_PROBLEM DESCRIPTION_
Repeat every line exactly, keeping the pictures out of the copy.

_RECORDS TO USE_
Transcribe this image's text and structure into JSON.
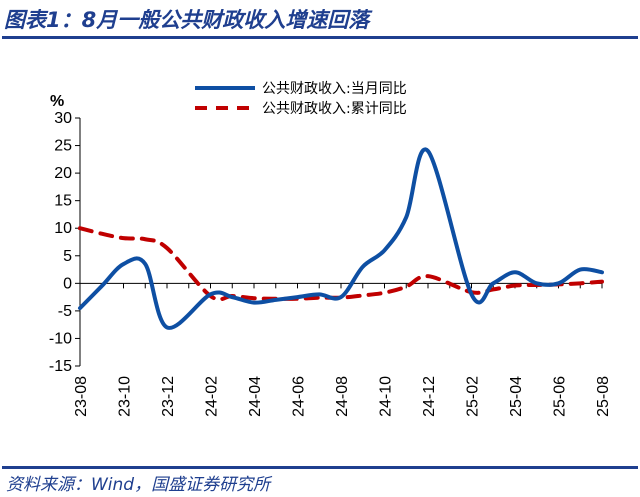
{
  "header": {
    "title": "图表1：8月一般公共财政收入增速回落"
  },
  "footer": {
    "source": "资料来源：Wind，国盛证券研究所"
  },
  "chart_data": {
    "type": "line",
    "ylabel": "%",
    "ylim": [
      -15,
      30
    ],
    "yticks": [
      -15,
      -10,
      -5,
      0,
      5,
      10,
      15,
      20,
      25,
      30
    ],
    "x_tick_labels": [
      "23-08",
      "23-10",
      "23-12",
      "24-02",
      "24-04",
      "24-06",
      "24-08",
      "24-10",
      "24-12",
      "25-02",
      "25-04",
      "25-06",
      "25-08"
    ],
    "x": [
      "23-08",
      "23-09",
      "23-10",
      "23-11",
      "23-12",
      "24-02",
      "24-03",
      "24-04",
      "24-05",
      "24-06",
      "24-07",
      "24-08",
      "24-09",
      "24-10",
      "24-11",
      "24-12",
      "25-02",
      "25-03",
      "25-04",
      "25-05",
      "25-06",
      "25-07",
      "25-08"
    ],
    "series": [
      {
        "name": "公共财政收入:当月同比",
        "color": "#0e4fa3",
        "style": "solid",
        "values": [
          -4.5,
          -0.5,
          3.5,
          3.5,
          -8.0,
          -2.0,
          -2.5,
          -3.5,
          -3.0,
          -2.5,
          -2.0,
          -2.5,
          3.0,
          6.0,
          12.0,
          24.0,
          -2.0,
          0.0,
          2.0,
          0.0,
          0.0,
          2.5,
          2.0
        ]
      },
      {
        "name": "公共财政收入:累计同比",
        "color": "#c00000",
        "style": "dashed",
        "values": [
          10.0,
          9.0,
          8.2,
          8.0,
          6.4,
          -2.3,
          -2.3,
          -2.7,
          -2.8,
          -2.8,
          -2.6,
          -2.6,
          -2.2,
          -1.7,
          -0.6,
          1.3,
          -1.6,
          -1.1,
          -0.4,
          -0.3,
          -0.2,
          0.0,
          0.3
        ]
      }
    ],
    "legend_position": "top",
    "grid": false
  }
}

_TASK RESPONSE_
Transcribe this image's text and structure into JSON.
{
  "header": {
    "title": "图表1：8月一般公共财政收入增速回落"
  },
  "footer": {
    "source": "资料来源：Wind，国盛证券研究所"
  },
  "chart_data": {
    "type": "line",
    "ylabel": "%",
    "ylim": [
      -15,
      30
    ],
    "yticks": [
      -15,
      -10,
      -5,
      0,
      5,
      10,
      15,
      20,
      25,
      30
    ],
    "x_tick_labels": [
      "23-08",
      "23-10",
      "23-12",
      "24-02",
      "24-04",
      "24-06",
      "24-08",
      "24-10",
      "24-12",
      "25-02",
      "25-04",
      "25-06",
      "25-08"
    ],
    "x": [
      "23-08",
      "23-09",
      "23-10",
      "23-11",
      "23-12",
      "24-02",
      "24-03",
      "24-04",
      "24-05",
      "24-06",
      "24-07",
      "24-08",
      "24-09",
      "24-10",
      "24-11",
      "24-12",
      "25-02",
      "25-03",
      "25-04",
      "25-05",
      "25-06",
      "25-07",
      "25-08"
    ],
    "series": [
      {
        "name": "公共财政收入:当月同比",
        "color": "#0e4fa3",
        "style": "solid",
        "values": [
          -4.5,
          -0.5,
          3.5,
          3.5,
          -8.0,
          -2.0,
          -2.5,
          -3.5,
          -3.0,
          -2.5,
          -2.0,
          -2.5,
          3.0,
          6.0,
          12.0,
          24.0,
          -2.0,
          0.0,
          2.0,
          0.0,
          0.0,
          2.5,
          2.0
        ]
      },
      {
        "name": "公共财政收入:累计同比",
        "color": "#c00000",
        "style": "dashed",
        "values": [
          10.0,
          9.0,
          8.2,
          8.0,
          6.4,
          -2.3,
          -2.3,
          -2.7,
          -2.8,
          -2.8,
          -2.6,
          -2.6,
          -2.2,
          -1.7,
          -0.6,
          1.3,
          -1.6,
          -1.1,
          -0.4,
          -0.3,
          -0.2,
          0.0,
          0.3
        ]
      }
    ],
    "legend_position": "top",
    "grid": false
  }
}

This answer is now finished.